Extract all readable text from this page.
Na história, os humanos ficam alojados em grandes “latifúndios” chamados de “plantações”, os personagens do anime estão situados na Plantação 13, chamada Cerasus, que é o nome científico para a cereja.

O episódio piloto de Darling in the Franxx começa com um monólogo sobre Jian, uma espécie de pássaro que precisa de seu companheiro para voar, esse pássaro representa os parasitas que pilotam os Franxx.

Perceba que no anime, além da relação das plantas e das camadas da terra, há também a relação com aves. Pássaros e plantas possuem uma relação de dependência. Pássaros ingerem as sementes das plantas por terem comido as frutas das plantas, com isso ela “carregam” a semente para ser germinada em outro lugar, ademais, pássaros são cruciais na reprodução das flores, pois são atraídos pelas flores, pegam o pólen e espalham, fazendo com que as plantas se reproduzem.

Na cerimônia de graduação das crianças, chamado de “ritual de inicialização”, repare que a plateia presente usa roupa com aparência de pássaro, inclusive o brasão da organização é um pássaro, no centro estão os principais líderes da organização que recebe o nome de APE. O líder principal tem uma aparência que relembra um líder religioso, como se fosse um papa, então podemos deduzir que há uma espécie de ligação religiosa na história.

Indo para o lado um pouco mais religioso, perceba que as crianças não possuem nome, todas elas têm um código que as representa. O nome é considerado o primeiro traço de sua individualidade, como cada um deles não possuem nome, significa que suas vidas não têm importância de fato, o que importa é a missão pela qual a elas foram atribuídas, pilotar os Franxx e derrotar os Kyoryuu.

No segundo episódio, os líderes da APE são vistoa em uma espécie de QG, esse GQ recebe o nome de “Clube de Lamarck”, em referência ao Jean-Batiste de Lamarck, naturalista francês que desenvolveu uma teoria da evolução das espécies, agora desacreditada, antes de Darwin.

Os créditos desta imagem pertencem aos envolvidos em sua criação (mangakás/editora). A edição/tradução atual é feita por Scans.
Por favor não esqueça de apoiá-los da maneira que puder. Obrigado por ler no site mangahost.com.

═══

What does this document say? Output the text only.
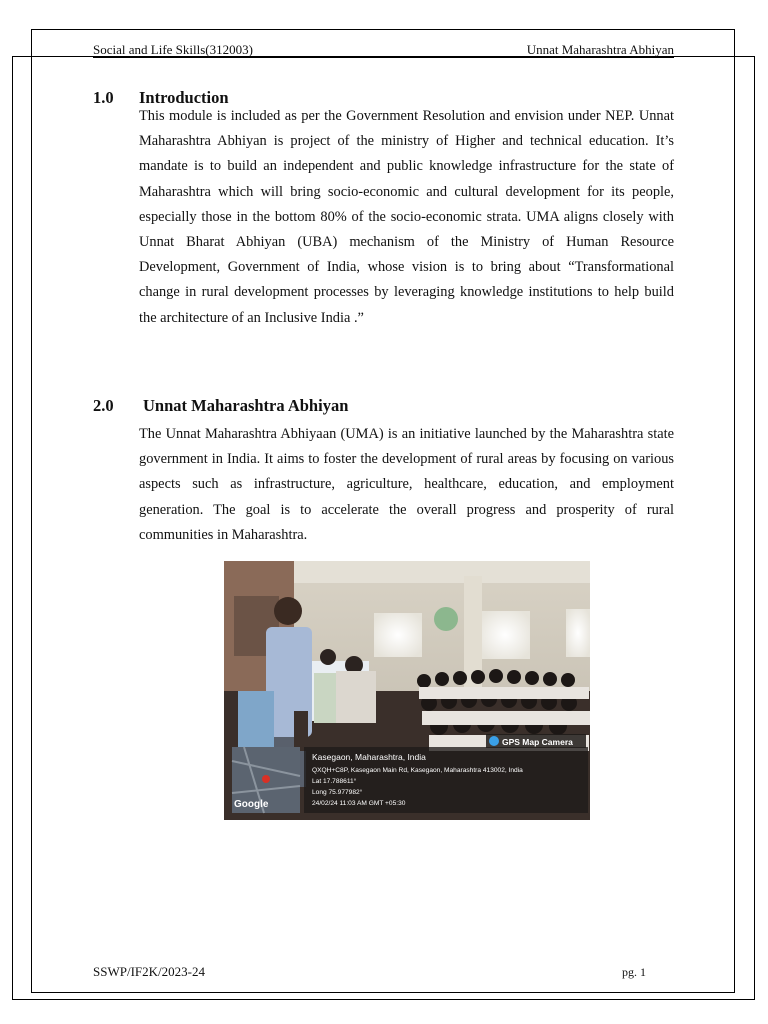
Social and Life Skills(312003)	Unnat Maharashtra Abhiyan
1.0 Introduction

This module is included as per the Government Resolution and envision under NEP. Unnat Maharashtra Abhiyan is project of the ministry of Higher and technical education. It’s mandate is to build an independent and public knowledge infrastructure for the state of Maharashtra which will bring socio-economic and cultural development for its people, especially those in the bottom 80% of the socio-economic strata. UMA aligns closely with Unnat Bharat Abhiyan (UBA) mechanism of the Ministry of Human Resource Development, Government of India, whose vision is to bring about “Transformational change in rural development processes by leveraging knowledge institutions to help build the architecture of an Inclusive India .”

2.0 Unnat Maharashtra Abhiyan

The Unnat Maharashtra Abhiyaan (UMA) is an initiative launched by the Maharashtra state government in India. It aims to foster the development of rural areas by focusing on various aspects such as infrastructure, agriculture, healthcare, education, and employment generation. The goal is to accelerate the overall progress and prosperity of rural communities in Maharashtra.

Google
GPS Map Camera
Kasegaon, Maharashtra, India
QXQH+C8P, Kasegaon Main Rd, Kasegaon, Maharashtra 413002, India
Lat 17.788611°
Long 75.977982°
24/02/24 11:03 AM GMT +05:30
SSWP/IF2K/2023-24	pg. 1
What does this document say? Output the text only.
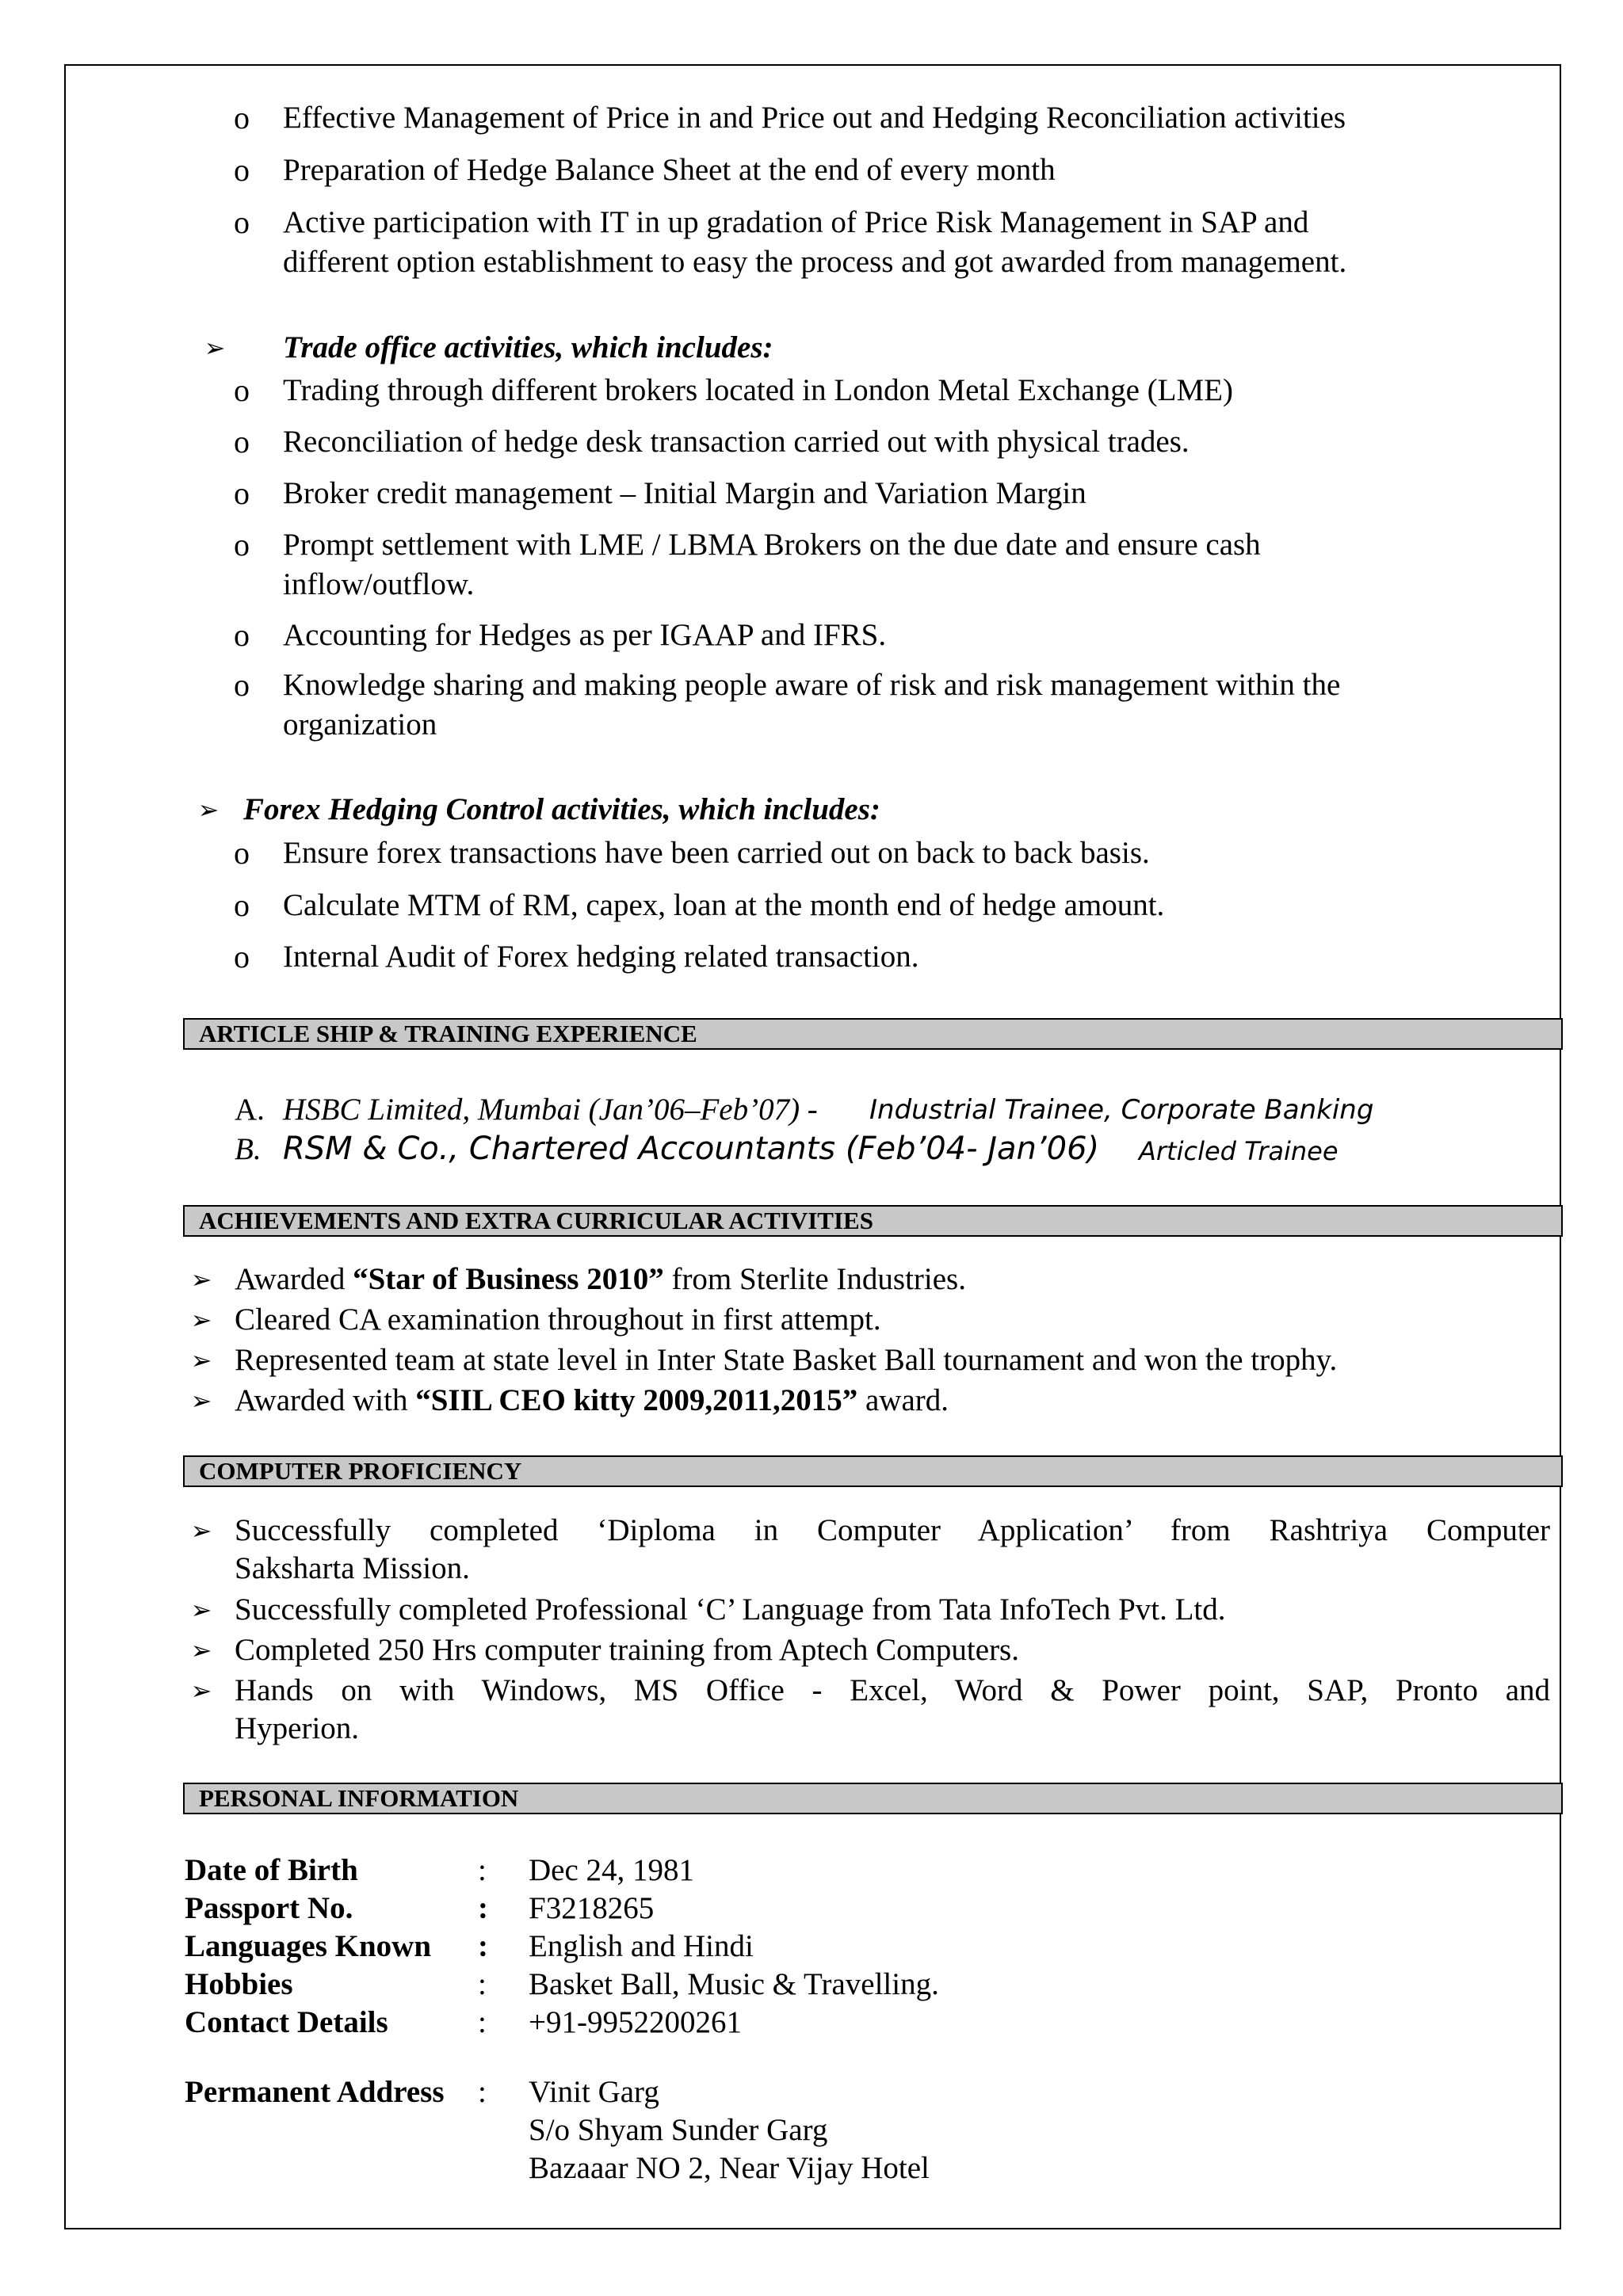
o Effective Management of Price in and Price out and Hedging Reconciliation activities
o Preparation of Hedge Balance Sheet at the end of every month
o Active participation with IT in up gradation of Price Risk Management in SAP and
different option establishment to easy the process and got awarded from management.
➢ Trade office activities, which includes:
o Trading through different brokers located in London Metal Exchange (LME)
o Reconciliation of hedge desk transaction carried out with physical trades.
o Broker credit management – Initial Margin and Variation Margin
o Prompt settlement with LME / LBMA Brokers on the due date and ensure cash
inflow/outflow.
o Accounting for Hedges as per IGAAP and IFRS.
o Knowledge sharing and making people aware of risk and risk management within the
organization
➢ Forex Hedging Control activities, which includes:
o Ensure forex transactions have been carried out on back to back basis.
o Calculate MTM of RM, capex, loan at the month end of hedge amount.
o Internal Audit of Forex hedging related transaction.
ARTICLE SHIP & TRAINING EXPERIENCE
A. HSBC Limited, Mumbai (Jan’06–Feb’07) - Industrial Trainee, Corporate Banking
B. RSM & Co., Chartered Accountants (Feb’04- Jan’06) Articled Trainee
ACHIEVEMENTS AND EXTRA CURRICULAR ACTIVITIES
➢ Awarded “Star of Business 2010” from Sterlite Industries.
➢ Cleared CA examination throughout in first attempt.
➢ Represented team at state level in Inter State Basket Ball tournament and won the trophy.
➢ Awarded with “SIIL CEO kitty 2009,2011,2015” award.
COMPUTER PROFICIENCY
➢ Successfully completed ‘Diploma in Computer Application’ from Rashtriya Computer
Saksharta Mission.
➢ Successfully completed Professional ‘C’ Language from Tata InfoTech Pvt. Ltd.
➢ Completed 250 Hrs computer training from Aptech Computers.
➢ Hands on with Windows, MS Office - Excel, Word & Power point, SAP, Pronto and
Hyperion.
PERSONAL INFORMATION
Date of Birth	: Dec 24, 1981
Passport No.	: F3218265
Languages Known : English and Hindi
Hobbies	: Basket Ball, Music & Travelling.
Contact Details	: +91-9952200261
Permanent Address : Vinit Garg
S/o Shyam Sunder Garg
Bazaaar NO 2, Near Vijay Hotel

═══

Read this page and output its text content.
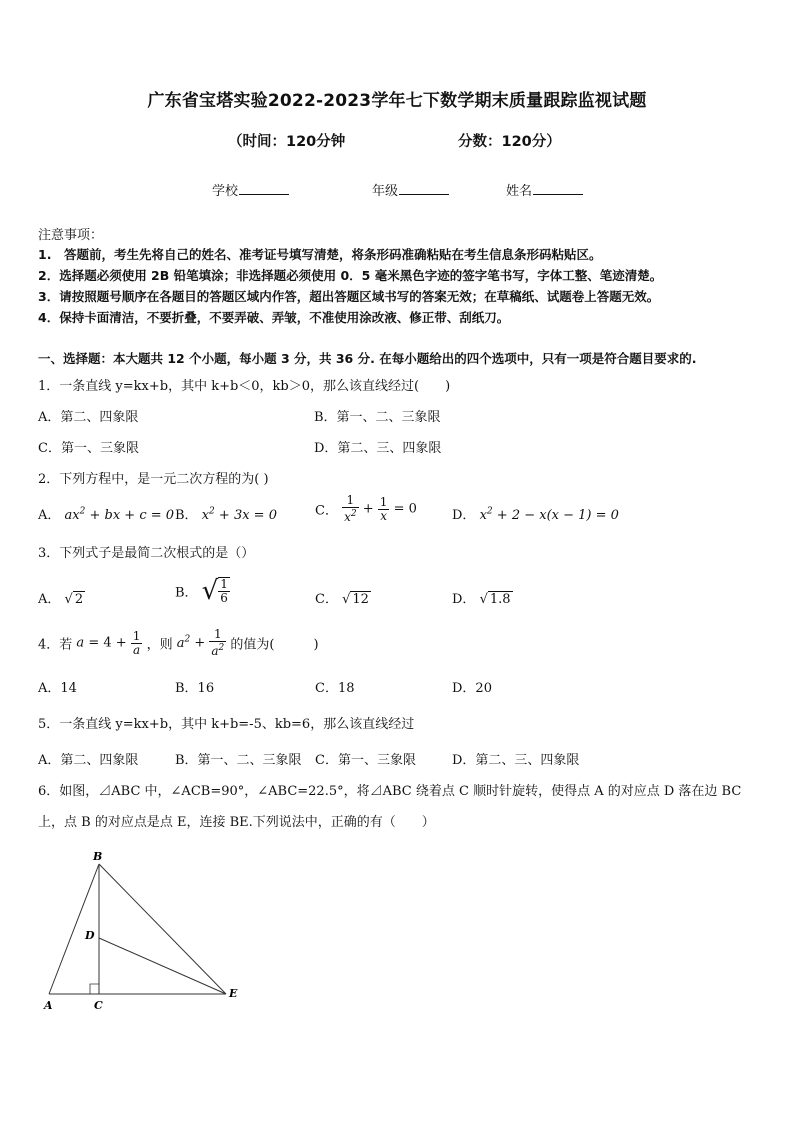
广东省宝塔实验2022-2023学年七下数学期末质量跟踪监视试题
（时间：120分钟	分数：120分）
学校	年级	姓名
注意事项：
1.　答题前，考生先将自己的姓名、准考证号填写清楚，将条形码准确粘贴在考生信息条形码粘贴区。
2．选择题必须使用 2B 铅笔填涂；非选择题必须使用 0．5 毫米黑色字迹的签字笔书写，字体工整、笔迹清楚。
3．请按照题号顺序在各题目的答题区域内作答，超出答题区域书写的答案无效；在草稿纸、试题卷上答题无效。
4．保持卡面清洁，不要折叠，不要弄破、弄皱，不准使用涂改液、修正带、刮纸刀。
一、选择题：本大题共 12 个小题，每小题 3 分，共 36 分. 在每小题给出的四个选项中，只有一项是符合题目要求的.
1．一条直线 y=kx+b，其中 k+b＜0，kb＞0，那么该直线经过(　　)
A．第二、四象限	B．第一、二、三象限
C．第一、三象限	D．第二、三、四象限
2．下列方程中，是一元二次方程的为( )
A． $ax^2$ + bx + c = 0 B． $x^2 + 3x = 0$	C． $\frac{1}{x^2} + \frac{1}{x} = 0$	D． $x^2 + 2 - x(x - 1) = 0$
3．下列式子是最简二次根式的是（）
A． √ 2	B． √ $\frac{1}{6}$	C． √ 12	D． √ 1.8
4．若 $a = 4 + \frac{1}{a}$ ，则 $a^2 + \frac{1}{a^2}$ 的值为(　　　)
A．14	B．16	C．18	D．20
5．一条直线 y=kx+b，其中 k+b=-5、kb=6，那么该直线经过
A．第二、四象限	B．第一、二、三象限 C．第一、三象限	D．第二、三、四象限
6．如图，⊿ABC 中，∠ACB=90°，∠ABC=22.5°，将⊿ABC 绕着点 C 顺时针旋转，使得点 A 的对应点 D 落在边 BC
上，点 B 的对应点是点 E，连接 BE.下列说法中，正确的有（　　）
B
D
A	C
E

═══

Given exercise:
Show each line holding the word "from".

The solution:
Extract all readable text from this page.
different option establishment to easy the process and got awarded from management.
➢ Awarded “Star of Business 2010” from Sterlite Industries.
➢ Successfully completed ‘Diploma in Computer Application’ from Rashtriya Computer
➢ Successfully completed Professional ‘C’ Language from Tata InfoTech Pvt. Ltd.
➢ Completed 250 Hrs computer training from Aptech Computers.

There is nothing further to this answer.